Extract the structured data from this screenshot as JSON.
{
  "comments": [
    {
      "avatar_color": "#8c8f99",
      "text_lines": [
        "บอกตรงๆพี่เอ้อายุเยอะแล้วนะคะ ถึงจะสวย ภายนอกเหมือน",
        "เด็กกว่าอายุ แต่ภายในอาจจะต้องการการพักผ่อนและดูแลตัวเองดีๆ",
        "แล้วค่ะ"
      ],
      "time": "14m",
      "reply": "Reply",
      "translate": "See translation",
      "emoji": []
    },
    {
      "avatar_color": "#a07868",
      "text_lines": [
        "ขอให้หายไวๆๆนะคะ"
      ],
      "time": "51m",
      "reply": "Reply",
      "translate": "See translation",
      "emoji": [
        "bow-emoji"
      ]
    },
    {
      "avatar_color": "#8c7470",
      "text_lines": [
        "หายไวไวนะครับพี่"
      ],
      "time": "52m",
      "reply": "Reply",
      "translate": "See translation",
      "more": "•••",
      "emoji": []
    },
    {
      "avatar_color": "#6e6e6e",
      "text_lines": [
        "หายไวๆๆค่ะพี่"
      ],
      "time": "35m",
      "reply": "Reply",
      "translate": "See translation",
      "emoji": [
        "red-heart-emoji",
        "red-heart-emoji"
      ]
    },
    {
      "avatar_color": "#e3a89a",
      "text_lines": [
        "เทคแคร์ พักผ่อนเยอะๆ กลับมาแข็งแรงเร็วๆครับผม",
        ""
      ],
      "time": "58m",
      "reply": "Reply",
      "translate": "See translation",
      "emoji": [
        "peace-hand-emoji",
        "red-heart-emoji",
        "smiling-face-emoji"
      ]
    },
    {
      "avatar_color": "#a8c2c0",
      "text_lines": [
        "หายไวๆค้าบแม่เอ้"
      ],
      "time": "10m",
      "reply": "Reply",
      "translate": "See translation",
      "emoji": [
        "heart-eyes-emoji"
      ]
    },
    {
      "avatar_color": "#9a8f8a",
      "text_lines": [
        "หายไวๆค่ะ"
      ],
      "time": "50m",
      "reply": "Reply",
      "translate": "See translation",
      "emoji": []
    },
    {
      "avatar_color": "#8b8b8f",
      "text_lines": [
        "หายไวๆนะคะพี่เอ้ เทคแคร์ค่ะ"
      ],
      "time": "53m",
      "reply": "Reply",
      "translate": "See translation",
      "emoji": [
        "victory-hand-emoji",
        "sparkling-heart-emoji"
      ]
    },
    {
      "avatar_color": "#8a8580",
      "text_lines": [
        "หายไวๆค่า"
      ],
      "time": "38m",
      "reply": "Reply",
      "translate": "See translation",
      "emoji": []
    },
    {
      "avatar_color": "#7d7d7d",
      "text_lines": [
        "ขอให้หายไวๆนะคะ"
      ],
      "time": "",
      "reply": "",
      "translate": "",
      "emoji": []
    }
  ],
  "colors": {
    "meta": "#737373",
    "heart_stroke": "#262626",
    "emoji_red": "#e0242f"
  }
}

- - -

> **What is needed**: Copy each line above containing the string "hand".

> **Written response**:
        "peace-hand-emoji",
        "victory-hand-emoji",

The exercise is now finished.